* _REQUEST_
Could you edit the mailing-list post on the RDF entailment algorithm, giving it again from "Re: RDF-Entailment: Remove" up to and including "from November 2005)" with "anonymous resources" changed to "blank nodes"?

**** SUPPLIED PASSAGE ****

Re: RDF-Entailment: Remove duplicate anonymous resources - looking for an algorithm from Reto Bachmann-Gmür on 2005-11-23 (semantic-web@w3.org from November 2005)

From: Reto Bachmann-Gmür <reto@gmuer.ch>
Date: Wed, 23 Nov 2005 15:43:56 +0100
To: Joshua Tauberer <tauberer@for.net>
CC: yzqu@seu.edu.cn, semantic-web at W3C <semantic-web@w3c.org>
Message-ID: <4384802C.9020608@gmuer.ch>
I tried to refine the node based approach I was using, here my current 
draft:

makeLean(Graph g) {
 Set knownNotImplying = a new set of Node[2];
 take a pair of nodes n1,n2 where n2 is a bnode and which has not been taken before till no more pairs are possible removeNodeifImplied(n1, n2, knownNotImplying);
}


booelan removeNodeifImplied(Node n1, Node n2,  Set knownNotImplying) {
 List history1 = a new empty list;
 List history2 = a new empty list;
 Set conditionalImplications = a new set of Node[2];
 if (implies(n1, n2, history1, history2, knownNotImplying, conditionalImplications)) {
  for every conditionalImplication delete all statements containing an implied node
  return true;
 }
 return false;
 
}

boolean implies(Node n1, Node n2, List history1, List history2, Set knownNotImplying, Set conditionalImplications) {
 if (n1 == n2) return true; //== is true if they have the same node id;
 if (knownNotImplying.contains({n1, n2}) return false;
 if (conditionalImplications.contains({n1, n2}) return true;
 if history1 contains n2 return false;
 if there is a position pos in history2 so that history2[pos] == n2 {
  if history1[pos] == n1 conditionalImplications.add({n1, n2}) and return true; 
  if removeNodeifImplied(history1[pos], n1, knownNotImplying) conditionalImplications.add({n1, n2}) and return true;
  otherwise return false; //do not add to knownNotImplying as there may be another path/history leading to these nodes
 }
 Set p1 = the set of statements wich contain n1;
 Set p2 = the set of statements wich contain n2;
 for every statement in p2 with no other anonymous node than n2 check if there is an identical statement in p1, otherwise add {n1, n2} to knownNotImpying an return false;
 history1.add(n1);
 history2.add(n2);
 for every other statement (n2, p, o2) or (o2, p, n2) in p2 check if there is a statement (n1, p, o1) respectively (o1, p, n1) in p1 with the same predicate and for which implies(o1, o2, history1.clone(),history2.clone(), knownNotImplying, conditionalImplications) is true, otherwise add {n1, n2} to knownNotImpying an return false;
 conditionalImplications.add({n1, n2}) and return true;
}


I hope this is correct, and I hope that there are more efficient methods! 

I tried the algoritm with the tricky case of  anonymous-nodes circles:

g:
a r b
b r a
c r d
d r c

makeLean(g)
 removeNodeifImplied(a, b)
  implies(a,b, {}, {})
   implies(b,a,{a}, {b},..)

**** RECORDS PROVIDED ****

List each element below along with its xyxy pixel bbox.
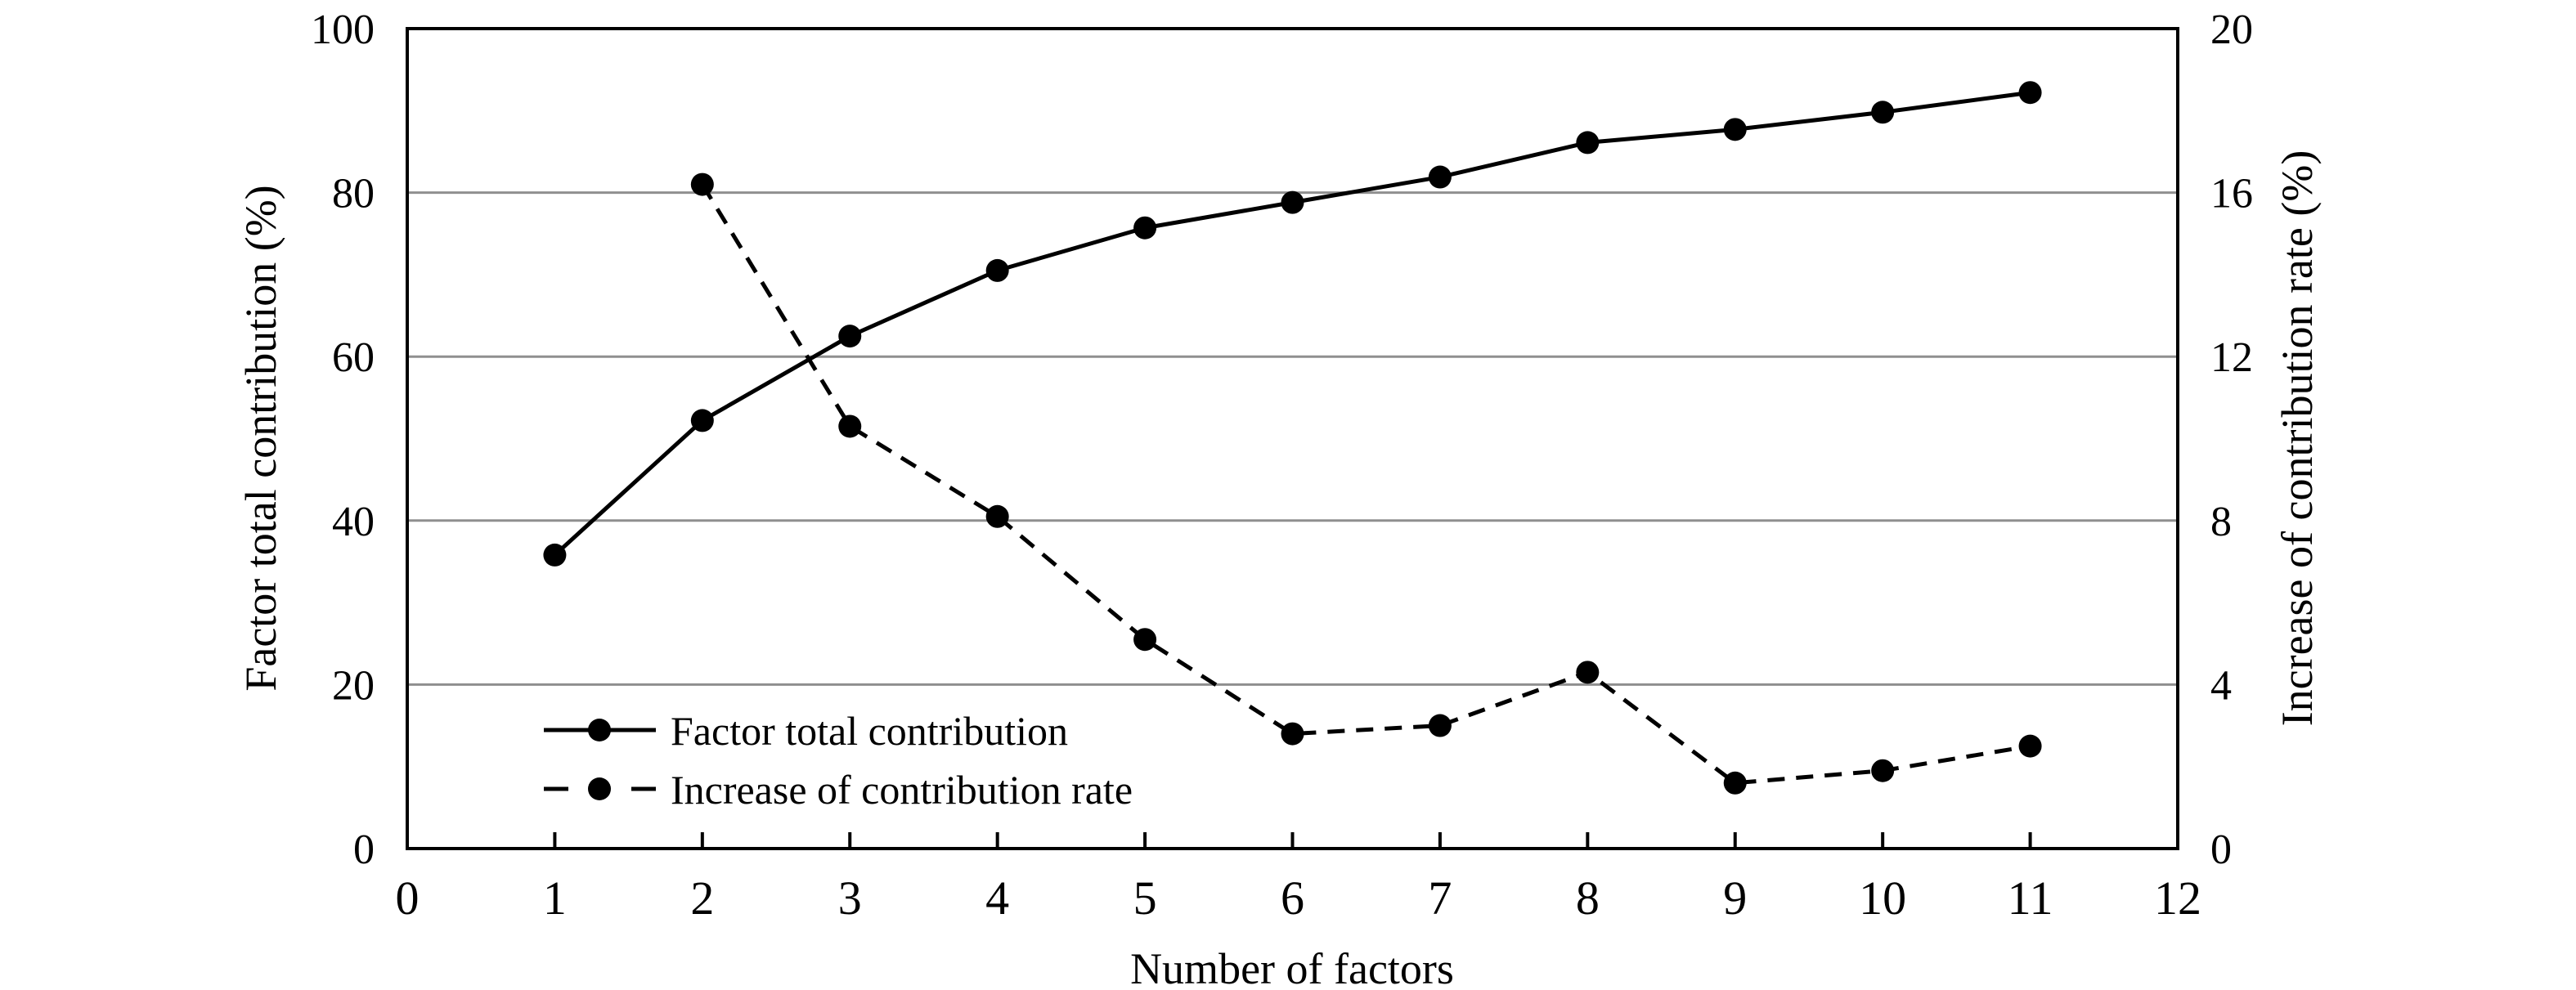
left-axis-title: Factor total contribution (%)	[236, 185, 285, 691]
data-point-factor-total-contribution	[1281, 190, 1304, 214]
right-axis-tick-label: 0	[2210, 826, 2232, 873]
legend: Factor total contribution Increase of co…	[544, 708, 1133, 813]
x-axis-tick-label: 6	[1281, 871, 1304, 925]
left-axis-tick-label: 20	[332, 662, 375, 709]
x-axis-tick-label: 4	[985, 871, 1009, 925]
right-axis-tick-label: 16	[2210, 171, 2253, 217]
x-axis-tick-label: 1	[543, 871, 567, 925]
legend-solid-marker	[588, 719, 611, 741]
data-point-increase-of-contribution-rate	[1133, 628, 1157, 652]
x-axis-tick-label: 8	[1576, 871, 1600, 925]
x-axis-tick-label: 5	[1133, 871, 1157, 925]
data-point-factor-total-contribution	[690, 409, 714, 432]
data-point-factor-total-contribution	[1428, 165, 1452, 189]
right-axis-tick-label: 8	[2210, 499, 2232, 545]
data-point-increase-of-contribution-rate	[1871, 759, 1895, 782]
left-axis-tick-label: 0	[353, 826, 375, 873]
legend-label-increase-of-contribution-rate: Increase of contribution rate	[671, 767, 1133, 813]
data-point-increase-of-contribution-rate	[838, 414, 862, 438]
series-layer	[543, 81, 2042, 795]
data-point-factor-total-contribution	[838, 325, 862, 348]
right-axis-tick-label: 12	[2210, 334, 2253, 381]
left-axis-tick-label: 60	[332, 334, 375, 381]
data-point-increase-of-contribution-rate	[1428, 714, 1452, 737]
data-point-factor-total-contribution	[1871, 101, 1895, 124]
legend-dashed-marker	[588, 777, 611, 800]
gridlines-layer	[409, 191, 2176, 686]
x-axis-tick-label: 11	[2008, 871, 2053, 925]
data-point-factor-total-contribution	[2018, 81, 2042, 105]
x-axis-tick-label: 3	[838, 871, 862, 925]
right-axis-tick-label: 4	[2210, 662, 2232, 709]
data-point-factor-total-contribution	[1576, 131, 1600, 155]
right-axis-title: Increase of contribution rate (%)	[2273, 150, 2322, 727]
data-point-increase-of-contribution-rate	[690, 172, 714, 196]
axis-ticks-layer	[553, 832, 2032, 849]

****

* _REPLY TO THE EXERCISE_
Re: RDF-Entailment: Remove duplicate blank nodes - looking for an algorithm from Reto Bachmann-Gmür on 2005-11-23 (semantic-web@w3.org from November 2005)